#### TAREAS
(a) Según el texto sobre la situación política de España, ¿cuántos años necesita como mínimo el país para reponerse?
(b) Enumera todos los tipos de cuerpos intermedios que menciona el texto sobre la situación política de España.
(c) Prosigue el texto sobre la situación política de España a partir de su última oración.

Los españoles se encuentran hoy con tres hechos: en primer lugar, un país vaciado políticamente por la dictadura, arrasado en su conciencia cívica, con un mínimo de diez años por delante para reponerse. En segundo lugar, la acelerada presión de una sociedad que se pone en marcha y que reclama a diario sus derechos, en las grandes ciudades, en los sindicatos, en los débiles partidos políticos, en los cuerpos intermedios -profesionales, empresariales, universitarios o eclesiales- que salen de cuarenta años de silencio. Y en tercer lugar, un inmenso aparato de intereses, nacionales e internacionales, que aspiran a mantenerse bajo el control de los mismos grupos que desde los años sesenta dominan el despegue económico de España y su creciente dependencia exterior.

No es difícil hacer un vaticinio: pública o secretamente habrá antes de las elecciones un pacto entre la Alianza Popular y la Unión del Centro.

#### Entradas almacenadas
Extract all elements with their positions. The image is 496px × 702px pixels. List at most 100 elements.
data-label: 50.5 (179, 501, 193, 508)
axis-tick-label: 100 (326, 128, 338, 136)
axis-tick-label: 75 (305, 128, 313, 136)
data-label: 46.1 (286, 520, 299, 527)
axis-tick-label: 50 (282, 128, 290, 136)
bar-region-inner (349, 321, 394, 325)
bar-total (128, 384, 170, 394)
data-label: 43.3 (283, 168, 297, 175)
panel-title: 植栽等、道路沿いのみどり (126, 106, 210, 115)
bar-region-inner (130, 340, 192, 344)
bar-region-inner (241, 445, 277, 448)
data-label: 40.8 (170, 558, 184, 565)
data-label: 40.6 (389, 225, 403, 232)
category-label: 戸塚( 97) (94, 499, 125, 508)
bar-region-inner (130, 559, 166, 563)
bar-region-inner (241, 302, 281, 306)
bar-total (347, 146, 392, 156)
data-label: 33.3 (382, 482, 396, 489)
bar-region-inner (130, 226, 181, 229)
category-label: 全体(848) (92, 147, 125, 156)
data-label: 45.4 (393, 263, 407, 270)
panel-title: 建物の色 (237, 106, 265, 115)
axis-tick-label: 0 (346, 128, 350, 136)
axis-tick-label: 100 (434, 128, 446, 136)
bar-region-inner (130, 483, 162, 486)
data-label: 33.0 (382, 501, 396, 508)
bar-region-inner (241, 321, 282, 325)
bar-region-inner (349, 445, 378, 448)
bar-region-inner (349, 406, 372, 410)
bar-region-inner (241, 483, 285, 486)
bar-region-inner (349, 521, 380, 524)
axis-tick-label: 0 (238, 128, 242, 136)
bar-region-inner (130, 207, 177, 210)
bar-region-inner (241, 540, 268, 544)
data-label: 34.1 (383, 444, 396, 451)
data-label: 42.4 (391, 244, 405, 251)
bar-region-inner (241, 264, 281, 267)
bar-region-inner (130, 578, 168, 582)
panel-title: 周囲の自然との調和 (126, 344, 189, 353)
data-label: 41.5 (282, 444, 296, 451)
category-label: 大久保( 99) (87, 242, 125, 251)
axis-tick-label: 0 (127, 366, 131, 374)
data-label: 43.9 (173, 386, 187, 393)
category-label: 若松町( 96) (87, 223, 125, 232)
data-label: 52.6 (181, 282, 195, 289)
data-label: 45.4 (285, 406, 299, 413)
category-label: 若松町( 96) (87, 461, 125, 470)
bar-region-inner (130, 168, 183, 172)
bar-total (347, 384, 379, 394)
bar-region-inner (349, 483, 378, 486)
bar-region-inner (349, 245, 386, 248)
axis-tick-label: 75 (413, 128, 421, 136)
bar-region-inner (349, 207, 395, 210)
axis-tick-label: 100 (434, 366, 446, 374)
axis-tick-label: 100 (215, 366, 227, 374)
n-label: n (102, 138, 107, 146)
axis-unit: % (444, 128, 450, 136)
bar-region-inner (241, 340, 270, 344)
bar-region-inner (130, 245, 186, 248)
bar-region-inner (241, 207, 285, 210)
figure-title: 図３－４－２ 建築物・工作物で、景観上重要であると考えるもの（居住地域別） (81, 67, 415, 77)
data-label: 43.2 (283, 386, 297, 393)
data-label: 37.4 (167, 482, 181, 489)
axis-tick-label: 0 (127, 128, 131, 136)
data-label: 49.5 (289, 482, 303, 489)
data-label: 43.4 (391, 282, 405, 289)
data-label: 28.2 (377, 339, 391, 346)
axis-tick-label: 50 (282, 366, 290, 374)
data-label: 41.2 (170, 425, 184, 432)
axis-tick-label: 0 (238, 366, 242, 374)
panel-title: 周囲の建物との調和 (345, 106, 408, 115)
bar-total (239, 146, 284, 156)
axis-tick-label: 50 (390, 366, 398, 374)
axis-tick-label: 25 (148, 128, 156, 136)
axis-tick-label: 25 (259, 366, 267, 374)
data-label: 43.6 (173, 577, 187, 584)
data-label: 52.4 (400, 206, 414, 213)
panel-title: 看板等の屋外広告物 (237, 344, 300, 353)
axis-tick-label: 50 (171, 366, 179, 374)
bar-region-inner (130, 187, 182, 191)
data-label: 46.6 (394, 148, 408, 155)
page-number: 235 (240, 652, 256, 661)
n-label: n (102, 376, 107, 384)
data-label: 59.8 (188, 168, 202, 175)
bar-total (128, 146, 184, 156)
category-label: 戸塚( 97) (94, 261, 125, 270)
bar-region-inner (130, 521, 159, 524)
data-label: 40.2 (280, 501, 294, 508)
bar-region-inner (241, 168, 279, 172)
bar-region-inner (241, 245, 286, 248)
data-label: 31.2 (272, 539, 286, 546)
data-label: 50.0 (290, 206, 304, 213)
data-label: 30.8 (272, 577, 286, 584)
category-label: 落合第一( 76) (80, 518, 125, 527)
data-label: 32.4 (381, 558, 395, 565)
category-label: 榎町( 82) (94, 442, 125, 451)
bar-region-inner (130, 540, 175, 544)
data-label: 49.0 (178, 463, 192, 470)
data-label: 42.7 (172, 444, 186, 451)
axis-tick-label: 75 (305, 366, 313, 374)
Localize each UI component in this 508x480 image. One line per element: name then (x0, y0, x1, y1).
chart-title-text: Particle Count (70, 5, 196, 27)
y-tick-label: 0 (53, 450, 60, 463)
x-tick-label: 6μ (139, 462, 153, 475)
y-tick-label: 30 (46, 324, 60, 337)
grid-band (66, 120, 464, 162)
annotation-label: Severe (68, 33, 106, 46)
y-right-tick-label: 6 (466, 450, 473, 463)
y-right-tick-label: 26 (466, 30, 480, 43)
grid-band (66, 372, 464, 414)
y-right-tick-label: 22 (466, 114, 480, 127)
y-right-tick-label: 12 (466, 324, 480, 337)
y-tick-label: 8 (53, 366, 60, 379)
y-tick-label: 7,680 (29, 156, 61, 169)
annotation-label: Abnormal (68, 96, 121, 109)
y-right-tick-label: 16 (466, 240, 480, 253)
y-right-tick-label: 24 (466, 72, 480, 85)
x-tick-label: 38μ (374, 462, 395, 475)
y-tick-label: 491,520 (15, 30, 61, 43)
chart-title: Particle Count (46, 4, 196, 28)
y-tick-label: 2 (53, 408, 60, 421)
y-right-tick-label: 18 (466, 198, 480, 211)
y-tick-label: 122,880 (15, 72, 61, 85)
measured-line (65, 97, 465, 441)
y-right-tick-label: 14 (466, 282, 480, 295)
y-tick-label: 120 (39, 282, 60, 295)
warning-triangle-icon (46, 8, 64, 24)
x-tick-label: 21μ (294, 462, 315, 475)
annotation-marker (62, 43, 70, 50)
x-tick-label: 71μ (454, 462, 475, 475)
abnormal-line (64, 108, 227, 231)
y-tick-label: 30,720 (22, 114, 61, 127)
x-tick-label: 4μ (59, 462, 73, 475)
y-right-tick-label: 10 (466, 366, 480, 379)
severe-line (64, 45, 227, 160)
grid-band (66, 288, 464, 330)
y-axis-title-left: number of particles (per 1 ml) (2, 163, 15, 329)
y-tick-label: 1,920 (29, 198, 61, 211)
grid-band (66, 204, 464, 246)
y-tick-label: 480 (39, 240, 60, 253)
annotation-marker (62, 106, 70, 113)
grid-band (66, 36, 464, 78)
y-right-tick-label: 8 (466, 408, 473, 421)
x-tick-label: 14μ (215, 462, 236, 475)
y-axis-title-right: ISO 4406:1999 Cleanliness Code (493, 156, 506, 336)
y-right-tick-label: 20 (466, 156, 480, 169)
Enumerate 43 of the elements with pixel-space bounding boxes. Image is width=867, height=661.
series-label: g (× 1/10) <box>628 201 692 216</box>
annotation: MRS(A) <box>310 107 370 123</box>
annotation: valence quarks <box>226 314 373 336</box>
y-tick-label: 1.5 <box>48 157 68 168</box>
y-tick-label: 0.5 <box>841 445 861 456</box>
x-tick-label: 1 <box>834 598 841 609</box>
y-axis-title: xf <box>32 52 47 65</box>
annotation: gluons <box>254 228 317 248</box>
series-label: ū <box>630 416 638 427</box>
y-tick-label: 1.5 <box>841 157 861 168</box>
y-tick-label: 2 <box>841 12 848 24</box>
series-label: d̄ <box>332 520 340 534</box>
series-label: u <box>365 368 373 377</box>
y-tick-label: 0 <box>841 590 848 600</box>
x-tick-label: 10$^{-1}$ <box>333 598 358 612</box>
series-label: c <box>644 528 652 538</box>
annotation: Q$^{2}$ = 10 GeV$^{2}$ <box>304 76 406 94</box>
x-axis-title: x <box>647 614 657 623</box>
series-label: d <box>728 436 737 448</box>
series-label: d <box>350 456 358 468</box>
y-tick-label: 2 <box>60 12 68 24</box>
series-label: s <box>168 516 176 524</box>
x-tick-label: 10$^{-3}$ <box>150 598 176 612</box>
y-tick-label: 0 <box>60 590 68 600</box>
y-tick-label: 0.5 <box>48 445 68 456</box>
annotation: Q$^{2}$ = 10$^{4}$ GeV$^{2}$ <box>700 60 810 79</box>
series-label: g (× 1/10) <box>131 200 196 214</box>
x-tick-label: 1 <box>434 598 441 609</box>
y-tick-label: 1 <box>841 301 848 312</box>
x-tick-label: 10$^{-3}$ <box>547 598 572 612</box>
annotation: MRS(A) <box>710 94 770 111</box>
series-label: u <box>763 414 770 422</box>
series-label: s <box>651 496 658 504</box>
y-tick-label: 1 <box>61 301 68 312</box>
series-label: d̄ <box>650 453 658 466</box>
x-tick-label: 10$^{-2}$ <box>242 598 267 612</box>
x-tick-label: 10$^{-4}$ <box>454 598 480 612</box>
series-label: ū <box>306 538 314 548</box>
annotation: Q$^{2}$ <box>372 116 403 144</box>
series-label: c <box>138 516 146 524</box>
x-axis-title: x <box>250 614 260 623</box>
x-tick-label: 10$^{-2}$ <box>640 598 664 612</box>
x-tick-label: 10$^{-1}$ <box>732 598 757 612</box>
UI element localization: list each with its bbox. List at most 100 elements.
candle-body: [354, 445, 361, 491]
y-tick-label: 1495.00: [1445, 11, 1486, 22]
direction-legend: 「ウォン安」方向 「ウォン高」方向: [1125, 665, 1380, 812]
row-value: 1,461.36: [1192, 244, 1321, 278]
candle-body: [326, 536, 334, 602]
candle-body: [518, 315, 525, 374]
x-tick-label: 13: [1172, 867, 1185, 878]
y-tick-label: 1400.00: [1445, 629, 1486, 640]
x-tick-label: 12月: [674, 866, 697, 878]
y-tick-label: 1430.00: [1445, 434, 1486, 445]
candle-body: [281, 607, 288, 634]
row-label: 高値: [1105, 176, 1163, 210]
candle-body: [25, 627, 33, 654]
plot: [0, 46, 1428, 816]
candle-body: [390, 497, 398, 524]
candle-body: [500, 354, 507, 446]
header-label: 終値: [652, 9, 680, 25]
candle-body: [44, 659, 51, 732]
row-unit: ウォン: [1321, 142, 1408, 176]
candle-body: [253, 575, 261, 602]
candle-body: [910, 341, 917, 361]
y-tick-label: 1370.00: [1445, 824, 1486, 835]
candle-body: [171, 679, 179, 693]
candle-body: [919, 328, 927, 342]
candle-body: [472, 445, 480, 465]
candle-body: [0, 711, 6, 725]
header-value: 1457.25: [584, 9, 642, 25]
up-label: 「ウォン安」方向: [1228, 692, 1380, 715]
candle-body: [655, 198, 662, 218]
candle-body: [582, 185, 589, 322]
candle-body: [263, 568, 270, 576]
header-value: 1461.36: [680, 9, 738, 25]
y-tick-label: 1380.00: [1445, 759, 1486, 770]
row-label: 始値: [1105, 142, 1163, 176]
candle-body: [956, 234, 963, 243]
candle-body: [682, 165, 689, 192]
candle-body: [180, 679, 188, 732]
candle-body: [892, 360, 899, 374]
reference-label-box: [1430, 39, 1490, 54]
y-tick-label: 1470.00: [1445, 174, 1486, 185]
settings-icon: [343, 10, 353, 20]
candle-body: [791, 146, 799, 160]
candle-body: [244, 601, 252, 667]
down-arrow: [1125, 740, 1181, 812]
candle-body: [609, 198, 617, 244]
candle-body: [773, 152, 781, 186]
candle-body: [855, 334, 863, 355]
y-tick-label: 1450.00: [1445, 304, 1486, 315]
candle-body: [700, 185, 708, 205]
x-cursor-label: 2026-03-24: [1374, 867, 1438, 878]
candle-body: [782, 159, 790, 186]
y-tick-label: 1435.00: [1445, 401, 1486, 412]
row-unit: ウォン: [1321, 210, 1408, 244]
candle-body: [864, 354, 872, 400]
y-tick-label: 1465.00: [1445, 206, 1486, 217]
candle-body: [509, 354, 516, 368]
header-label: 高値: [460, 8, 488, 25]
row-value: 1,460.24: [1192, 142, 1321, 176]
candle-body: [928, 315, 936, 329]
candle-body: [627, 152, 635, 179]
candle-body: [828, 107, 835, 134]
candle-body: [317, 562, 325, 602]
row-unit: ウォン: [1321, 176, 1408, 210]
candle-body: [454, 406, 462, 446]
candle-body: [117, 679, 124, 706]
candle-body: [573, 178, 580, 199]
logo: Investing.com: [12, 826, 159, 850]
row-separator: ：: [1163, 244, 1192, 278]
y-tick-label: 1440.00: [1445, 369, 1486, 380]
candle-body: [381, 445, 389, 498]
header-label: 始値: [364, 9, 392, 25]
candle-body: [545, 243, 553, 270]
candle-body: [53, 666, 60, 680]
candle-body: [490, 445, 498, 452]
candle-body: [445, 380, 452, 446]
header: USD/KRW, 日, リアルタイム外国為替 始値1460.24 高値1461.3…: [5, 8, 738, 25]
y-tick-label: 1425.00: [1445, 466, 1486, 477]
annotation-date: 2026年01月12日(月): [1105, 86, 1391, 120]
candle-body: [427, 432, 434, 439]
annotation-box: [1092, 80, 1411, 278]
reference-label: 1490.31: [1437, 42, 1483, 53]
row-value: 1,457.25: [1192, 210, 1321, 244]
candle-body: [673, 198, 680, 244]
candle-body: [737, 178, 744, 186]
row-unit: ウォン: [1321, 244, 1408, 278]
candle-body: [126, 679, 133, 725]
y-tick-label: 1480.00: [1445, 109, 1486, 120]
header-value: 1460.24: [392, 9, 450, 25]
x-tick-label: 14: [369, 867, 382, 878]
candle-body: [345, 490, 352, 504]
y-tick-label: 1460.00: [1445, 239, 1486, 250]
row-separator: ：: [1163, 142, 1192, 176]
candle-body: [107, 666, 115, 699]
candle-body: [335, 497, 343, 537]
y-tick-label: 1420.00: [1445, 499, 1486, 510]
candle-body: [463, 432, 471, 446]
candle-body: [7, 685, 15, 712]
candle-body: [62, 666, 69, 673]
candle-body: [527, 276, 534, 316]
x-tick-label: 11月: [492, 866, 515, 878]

#### RESPUESTAS
(a) Un mínimo de diez años.

(b) Profesionales, empresariales, universitarios y eclesiales.

(c)
Algunos síntomas inequívocos aparecen ya sin necesidad de ser ocultados. Toda la maquinaria del Opus Dei, con sus recursos y sus hombres, impulsa la operación. Y la Unión del Centro se constituye, como por casualidad, en un despacho de Explosivos-Río Tinto, - como para simbolizar el acuerdo entre el poder político y la alta finanza. Se trata de prolongar, mientras sea posible, a los mismos grupos en los mismos puestos, con una filosofia de poder semejante y una fachada democrática útil para la presentación exterior. La operación podría cerrarse con un 60 % del voto obtenido por el franquismo en sus dos versiones. A la representación parece sumarse de buen grado el Partido Comunista de España, que parece dispuesto a pagar a cualquier precio su reciente legalización, desplegando un oportunismo a toda prueba.

Los problemas profundos del país no tienen demasiado que ver con el enorme montaje electoral: la inflación, el desempleo, el endeudamiento creciente, la' dependencia exterior, las carencias de equipamiento colectivo en educación, sanidad y transportes, la contaminación y el urbanismo, la especulación y la. corrupción administrativa seguirán ahí, pidiendo cada día, cada hora, su solución.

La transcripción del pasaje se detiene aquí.